[Data supplied start]

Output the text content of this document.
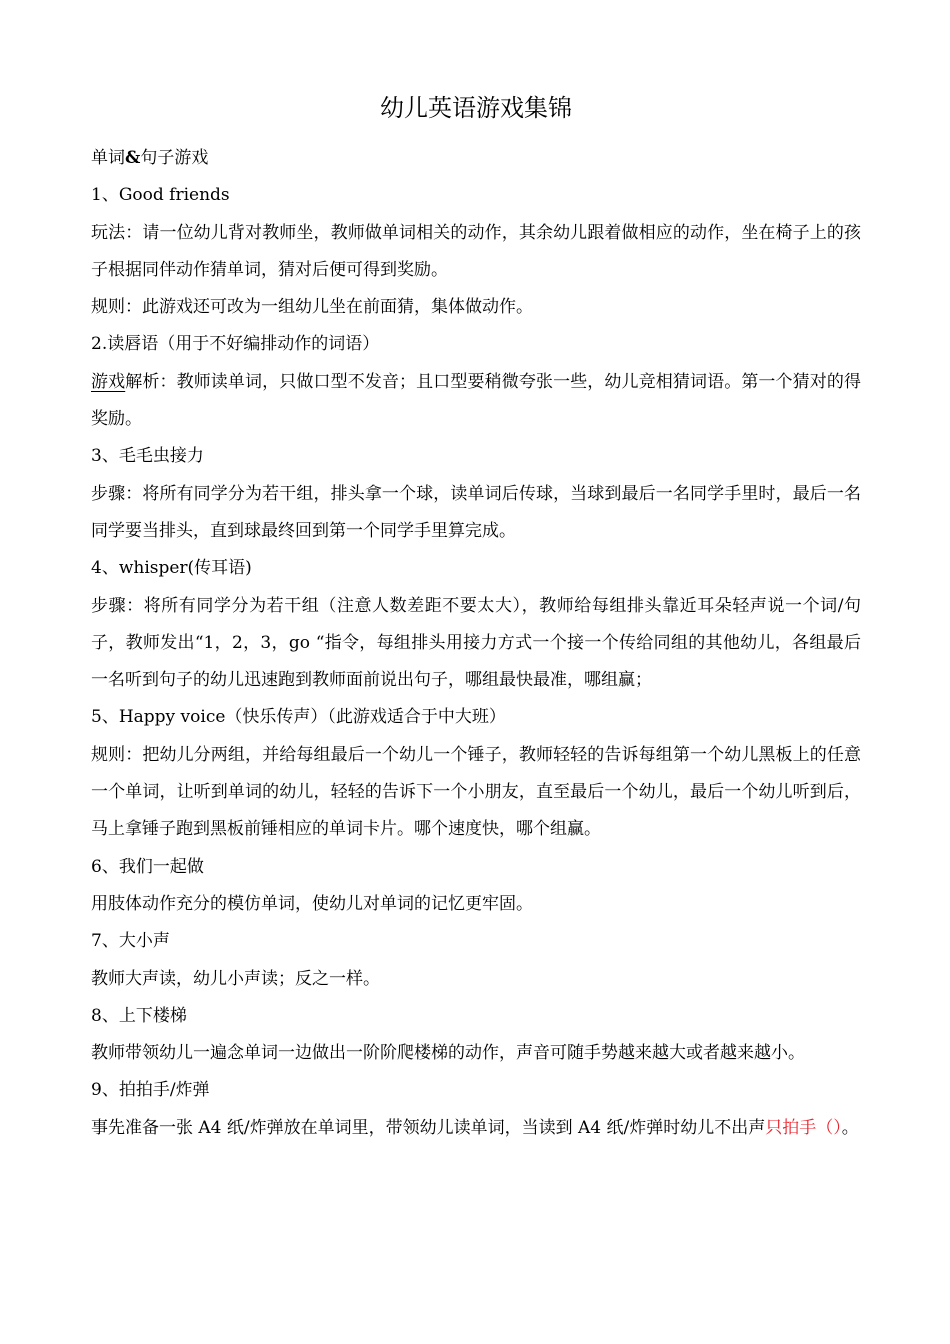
幼儿英语游戏集锦

单词&句子游戏

1、Good friends

玩法：请一位幼儿背对教师坐，教师做单词相关的动作，其余幼儿跟着做相应的动作，坐在椅子上的孩子根据同伴动作猜单词，猜对后便可得到奖励。

规则：此游戏还可改为一组幼儿坐在前面猜，集体做动作。

2.读唇语（用于不好编排动作的词语）

游戏解析：教师读单词，只做口型不发音；且口型要稍微夸张一些，幼儿竞相猜词语。第一个猜对的得奖励。

3、毛毛虫接力

步骤：将所有同学分为若干组，排头拿一个球，读单词后传球，当球到最后一名同学手里时，最后一名同学要当排头，直到球最终回到第一个同学手里算完成。

4、whisper(传耳语)

步骤：将所有同学分为若干组（注意人数差距不要太大），教师给每组排头靠近耳朵轻声说一个词/句子，教师发出“1，2，3，go “指令，每组排头用接力方式一个接一个传给同组的其他幼儿，各组最后一名听到句子的幼儿迅速跑到教师面前说出句子，哪组最快最准，哪组赢；

5、Happy voice（快乐传声）（此游戏适合于中大班）

规则：把幼儿分两组，并给每组最后一个幼儿一个锤子，教师轻轻的告诉每组第一个幼儿黑板上的任意一个单词，让听到单词的幼儿，轻轻的告诉下一个小朋友，直至最后一个幼儿，最后一个幼儿听到后，马上拿锤子跑到黑板前锤相应的单词卡片。哪个速度快，哪个组赢。

6、我们一起做

用肢体动作充分的模仿单词，使幼儿对单词的记忆更牢固。

7、大小声

教师大声读，幼儿小声读；反之一样。

8、上下楼梯

教师带领幼儿一遍念单词一边做出一阶阶爬楼梯的动作，声音可随手势越来越大或者越来越小。

9、拍拍手/炸弹

事先准备一张 A4 纸/炸弹放在单词里，带领幼儿读单词，当读到 A4 纸/炸弹时幼儿不出声只拍手（）。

[Data supplied end]

Goal: Transcribe all of the entries word for word, but skip any pictures they contain.

Response for this exercise:
Output the text content of this document.
幼儿英语游戏集锦

单词&句子游戏

1、Good friends

玩法：请一位幼儿背对教师坐，教师做单词相关的动作，其余幼儿跟着做相应的动作，坐在椅子上的孩子根据同伴动作猜单词，猜对后便可得到奖励。

规则：此游戏还可改为一组幼儿坐在前面猜，集体做动作。

2.读唇语（用于不好编排动作的词语）

游戏解析：教师读单词，只做口型不发音；且口型要稍微夸张一些，幼儿竞相猜词语。第一个猜对的得奖励。

3、毛毛虫接力

步骤：将所有同学分为若干组，排头拿一个球，读单词后传球，当球到最后一名同学手里时，最后一名同学要当排头，直到球最终回到第一个同学手里算完成。

4、whisper(传耳语)

步骤：将所有同学分为若干组（注意人数差距不要太大），教师给每组排头靠近耳朵轻声说一个词/句子，教师发出“1，2，3，go “指令，每组排头用接力方式一个接一个传给同组的其他幼儿，各组最后一名听到句子的幼儿迅速跑到教师面前说出句子，哪组最快最准，哪组赢；

5、Happy voice（快乐传声）（此游戏适合于中大班）

规则：把幼儿分两组，并给每组最后一个幼儿一个锤子，教师轻轻的告诉每组第一个幼儿黑板上的任意一个单词，让听到单词的幼儿，轻轻的告诉下一个小朋友，直至最后一个幼儿，最后一个幼儿听到后，马上拿锤子跑到黑板前锤相应的单词卡片。哪个速度快，哪个组赢。

6、我们一起做

用肢体动作充分的模仿单词，使幼儿对单词的记忆更牢固。

7、大小声

教师大声读，幼儿小声读；反之一样。

8、上下楼梯

教师带领幼儿一遍念单词一边做出一阶阶爬楼梯的动作，声音可随手势越来越大或者越来越小。

9、拍拍手/炸弹

事先准备一张 A4 纸/炸弹放在单词里，带领幼儿读单词，当读到 A4 纸/炸弹时幼儿不出声只拍手（）。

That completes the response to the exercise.